:: RECORDS PROVIDED
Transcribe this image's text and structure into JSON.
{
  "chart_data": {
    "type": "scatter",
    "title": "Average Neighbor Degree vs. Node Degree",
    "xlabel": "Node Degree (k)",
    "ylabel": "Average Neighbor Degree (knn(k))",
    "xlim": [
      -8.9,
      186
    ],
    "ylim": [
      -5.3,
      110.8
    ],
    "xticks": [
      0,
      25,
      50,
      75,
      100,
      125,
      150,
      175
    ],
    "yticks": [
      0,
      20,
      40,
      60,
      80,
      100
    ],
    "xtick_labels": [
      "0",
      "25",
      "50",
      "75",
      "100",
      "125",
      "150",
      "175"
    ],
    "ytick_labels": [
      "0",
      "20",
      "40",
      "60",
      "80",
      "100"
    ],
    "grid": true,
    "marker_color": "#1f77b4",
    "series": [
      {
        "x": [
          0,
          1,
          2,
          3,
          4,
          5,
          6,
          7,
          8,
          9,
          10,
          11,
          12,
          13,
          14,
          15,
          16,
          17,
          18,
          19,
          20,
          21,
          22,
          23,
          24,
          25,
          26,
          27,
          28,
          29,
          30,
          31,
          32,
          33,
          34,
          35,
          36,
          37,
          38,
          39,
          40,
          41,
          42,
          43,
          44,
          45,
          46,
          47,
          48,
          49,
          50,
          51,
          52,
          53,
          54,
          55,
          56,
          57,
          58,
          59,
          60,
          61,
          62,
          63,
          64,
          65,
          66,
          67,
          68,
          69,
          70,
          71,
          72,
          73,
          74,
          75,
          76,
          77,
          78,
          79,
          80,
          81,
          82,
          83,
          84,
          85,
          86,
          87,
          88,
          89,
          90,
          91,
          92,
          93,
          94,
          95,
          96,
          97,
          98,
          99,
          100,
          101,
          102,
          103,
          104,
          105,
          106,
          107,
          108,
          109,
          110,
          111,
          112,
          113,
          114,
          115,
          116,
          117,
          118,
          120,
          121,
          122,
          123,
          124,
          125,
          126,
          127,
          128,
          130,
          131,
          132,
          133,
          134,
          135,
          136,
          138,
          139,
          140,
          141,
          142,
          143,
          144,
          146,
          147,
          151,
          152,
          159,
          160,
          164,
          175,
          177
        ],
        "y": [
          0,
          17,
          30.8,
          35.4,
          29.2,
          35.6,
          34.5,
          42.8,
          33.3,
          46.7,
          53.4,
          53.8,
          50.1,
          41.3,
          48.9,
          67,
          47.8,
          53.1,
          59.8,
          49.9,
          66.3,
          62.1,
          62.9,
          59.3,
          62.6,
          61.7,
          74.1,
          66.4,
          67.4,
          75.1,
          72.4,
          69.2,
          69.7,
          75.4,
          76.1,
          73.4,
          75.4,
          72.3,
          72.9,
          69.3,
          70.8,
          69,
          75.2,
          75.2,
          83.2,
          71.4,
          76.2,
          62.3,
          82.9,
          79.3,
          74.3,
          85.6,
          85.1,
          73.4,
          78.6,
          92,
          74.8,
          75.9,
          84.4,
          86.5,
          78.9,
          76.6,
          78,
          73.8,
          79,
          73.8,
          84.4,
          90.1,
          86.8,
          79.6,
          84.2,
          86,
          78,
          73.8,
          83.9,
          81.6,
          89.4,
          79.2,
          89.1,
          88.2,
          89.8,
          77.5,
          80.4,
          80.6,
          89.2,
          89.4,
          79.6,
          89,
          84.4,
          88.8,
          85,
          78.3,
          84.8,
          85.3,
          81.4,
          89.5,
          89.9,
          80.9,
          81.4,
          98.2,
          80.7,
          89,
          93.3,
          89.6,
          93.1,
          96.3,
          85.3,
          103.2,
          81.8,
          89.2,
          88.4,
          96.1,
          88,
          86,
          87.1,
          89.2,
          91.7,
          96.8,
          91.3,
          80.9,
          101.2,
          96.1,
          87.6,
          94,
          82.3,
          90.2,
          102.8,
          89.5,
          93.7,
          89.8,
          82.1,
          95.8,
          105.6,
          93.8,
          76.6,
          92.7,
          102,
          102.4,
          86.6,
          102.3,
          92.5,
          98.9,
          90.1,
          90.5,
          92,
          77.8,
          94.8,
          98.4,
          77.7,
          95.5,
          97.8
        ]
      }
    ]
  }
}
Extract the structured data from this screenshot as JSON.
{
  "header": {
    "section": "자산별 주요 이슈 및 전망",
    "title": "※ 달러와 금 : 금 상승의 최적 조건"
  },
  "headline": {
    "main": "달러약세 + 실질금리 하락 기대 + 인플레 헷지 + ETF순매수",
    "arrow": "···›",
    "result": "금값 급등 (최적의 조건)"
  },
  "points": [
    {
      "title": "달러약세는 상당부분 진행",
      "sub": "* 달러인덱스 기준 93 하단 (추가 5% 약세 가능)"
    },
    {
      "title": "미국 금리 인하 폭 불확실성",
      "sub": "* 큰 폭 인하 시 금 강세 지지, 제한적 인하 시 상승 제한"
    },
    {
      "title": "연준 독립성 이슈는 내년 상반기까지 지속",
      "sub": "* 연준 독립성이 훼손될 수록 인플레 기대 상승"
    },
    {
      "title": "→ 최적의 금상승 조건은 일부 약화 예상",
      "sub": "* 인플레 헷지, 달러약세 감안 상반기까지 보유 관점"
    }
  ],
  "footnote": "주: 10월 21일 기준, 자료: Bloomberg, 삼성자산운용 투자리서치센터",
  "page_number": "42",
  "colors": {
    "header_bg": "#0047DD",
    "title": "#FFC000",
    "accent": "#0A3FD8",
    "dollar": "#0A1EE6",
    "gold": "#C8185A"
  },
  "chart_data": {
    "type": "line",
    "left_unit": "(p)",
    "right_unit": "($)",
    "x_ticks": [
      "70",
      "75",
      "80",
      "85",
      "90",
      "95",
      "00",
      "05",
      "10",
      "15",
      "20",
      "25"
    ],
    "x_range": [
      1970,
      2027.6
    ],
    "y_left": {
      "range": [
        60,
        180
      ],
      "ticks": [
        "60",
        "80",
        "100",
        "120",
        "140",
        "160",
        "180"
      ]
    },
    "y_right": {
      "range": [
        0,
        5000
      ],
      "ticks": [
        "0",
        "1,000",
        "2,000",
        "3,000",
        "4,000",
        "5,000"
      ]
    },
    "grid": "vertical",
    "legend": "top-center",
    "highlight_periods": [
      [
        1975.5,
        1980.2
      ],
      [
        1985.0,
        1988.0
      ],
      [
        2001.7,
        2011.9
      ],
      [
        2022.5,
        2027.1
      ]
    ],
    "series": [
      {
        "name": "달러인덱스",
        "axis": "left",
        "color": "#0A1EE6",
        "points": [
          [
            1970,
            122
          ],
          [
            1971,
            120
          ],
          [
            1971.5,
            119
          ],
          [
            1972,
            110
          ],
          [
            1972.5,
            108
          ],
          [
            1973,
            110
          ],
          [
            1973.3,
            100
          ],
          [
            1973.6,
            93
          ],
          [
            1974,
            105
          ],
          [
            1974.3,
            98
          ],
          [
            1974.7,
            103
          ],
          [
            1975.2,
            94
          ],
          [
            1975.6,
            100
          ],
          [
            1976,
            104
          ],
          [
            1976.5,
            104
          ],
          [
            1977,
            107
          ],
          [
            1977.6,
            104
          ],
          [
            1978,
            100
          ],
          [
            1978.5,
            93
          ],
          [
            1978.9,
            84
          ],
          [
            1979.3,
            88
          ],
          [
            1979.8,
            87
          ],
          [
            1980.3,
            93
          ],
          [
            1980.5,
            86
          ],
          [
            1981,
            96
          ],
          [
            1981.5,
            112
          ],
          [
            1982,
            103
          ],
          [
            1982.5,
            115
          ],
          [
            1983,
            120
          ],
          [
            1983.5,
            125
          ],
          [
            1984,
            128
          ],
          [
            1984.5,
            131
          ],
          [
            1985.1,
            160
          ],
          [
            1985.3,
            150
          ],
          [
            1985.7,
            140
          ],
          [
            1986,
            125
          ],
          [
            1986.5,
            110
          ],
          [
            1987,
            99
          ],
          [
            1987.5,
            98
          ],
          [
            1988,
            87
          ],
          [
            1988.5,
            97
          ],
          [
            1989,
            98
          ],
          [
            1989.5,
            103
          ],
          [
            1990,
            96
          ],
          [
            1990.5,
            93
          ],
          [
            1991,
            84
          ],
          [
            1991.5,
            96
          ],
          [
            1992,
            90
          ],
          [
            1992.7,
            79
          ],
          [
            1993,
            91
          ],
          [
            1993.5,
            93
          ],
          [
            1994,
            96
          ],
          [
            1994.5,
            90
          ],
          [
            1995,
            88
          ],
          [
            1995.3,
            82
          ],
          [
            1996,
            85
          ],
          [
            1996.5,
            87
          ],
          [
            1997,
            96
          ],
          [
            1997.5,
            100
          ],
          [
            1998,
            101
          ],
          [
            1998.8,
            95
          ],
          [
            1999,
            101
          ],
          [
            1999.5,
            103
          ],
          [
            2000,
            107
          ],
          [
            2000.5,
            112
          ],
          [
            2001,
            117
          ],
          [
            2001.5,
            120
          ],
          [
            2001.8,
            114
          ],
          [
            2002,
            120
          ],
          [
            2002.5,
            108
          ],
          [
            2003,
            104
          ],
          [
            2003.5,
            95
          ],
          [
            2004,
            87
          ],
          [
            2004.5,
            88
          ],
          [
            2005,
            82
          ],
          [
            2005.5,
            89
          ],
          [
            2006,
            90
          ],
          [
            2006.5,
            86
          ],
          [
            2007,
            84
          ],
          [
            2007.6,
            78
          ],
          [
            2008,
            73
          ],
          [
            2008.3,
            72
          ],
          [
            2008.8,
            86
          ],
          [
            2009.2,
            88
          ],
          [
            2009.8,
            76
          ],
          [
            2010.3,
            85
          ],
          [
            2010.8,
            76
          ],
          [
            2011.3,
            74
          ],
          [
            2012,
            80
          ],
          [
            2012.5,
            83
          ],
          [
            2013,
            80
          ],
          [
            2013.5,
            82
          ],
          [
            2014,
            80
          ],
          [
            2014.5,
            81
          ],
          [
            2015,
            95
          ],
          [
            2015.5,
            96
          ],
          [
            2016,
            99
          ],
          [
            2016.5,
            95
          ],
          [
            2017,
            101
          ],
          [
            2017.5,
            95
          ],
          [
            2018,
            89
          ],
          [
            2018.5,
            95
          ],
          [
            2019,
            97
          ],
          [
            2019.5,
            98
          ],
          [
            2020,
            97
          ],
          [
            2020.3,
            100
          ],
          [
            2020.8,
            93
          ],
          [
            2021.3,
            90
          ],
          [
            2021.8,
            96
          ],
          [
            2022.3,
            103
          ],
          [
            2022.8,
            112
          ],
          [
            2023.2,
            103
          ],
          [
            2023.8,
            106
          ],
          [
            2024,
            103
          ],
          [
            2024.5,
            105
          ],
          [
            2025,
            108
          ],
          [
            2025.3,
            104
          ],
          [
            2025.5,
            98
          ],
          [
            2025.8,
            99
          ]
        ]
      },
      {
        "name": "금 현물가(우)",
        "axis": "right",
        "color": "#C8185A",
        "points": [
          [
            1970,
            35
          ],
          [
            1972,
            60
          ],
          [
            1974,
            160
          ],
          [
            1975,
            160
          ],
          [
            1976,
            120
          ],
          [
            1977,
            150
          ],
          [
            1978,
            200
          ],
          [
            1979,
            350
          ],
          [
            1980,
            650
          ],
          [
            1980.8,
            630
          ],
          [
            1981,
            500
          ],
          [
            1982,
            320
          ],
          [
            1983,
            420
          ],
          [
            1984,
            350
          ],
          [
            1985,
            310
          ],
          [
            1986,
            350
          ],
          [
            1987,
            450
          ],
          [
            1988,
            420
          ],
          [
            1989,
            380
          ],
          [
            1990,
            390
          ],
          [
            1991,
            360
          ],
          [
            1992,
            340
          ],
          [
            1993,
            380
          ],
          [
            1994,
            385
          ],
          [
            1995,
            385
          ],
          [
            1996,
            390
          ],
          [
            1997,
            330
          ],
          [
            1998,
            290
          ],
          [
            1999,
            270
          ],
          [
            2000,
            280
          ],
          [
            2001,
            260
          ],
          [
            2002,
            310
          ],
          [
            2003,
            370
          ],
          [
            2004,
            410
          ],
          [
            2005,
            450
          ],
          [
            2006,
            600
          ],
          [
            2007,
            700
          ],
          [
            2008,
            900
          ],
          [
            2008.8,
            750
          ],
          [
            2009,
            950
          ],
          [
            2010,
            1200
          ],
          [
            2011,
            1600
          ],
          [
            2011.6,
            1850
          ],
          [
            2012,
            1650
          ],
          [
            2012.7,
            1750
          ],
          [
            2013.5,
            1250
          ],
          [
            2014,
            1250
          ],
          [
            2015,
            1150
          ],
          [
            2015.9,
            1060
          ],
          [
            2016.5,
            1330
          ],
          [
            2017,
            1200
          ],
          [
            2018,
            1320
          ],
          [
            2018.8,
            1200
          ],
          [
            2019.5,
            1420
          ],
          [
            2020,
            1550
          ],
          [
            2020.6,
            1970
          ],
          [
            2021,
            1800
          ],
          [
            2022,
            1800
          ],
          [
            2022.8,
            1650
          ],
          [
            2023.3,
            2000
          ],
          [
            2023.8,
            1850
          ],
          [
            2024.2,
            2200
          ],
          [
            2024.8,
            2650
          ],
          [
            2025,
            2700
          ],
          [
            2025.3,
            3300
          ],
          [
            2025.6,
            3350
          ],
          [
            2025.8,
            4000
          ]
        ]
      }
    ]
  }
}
::::
[WORK REQUIRED]: Establish how many lines of the records contain the string "Node" and state that number without elaboration.

[WRITTEN ANSWER]: 2